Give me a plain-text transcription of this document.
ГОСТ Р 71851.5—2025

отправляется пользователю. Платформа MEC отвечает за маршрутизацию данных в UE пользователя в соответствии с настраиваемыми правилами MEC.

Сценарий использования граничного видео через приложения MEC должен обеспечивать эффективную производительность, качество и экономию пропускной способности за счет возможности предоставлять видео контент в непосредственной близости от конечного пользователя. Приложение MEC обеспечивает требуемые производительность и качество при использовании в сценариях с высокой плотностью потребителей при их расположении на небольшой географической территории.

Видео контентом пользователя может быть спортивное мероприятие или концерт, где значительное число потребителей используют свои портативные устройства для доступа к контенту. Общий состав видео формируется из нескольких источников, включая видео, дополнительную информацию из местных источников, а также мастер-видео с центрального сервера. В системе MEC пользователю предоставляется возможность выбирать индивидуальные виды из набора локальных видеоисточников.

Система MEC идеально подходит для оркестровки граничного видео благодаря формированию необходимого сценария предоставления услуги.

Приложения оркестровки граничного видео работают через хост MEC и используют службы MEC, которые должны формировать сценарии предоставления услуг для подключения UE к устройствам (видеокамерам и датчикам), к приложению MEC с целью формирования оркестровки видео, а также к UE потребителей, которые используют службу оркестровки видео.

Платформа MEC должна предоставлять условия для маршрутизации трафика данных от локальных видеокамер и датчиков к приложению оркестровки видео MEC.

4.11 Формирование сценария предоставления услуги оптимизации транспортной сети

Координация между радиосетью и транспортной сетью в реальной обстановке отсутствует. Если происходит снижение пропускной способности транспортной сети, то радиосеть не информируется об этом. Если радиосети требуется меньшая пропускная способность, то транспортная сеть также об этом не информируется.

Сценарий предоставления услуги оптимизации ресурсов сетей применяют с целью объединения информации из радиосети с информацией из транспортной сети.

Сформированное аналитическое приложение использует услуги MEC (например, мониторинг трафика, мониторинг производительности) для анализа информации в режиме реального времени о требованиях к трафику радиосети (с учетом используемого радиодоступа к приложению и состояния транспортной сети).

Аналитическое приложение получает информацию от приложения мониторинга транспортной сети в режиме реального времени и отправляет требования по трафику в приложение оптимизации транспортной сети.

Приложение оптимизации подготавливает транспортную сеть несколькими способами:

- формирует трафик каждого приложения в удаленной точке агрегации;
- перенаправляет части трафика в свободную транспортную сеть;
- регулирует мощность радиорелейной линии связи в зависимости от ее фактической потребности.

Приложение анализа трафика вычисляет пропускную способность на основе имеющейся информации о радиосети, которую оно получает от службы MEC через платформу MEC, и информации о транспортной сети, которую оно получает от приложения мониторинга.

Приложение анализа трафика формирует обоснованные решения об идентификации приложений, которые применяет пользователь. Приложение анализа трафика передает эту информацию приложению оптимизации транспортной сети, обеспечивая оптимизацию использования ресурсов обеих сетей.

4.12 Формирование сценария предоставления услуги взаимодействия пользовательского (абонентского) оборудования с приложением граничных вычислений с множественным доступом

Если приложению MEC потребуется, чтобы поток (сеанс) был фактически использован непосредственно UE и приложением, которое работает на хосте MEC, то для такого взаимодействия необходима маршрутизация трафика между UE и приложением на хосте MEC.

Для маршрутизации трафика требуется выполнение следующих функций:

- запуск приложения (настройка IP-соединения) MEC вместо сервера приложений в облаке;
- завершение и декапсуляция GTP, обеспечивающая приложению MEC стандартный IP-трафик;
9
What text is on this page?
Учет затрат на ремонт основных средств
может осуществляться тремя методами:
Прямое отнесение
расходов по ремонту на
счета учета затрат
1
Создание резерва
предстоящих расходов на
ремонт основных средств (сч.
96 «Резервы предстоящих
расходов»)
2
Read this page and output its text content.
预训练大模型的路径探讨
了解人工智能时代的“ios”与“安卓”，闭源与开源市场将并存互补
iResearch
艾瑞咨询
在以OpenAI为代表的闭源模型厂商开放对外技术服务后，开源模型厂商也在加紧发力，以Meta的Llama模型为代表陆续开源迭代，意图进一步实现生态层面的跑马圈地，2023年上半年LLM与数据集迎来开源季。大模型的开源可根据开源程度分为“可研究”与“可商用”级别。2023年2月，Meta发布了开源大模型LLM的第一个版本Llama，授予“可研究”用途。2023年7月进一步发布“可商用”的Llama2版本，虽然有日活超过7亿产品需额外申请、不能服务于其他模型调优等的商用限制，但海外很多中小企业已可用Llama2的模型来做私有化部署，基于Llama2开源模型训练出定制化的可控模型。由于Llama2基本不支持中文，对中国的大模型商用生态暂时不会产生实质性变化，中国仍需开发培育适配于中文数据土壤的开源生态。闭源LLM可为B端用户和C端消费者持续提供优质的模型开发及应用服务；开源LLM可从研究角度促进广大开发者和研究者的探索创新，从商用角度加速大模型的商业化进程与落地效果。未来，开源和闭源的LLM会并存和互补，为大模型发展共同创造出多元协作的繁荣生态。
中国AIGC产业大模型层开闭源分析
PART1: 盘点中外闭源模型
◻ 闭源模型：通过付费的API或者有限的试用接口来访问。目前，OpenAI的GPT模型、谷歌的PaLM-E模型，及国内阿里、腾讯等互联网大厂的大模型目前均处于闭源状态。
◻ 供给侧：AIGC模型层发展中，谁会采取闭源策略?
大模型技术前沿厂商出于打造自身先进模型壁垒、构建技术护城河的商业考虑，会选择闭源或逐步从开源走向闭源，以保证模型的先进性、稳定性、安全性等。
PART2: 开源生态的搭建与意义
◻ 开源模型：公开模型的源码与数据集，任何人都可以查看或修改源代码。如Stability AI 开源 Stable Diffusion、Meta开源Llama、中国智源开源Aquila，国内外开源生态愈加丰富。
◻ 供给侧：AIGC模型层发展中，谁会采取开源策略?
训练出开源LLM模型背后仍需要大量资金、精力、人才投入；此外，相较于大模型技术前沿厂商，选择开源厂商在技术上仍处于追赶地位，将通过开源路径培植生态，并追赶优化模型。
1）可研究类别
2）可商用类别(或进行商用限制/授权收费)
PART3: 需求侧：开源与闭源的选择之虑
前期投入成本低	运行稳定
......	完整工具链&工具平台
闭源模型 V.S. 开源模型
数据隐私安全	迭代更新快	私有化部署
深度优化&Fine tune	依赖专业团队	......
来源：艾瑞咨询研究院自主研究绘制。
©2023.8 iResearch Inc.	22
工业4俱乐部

####################

## To be done
Find every line in the records that has the string "может", then state how many there are and nothing else.

## Written response
2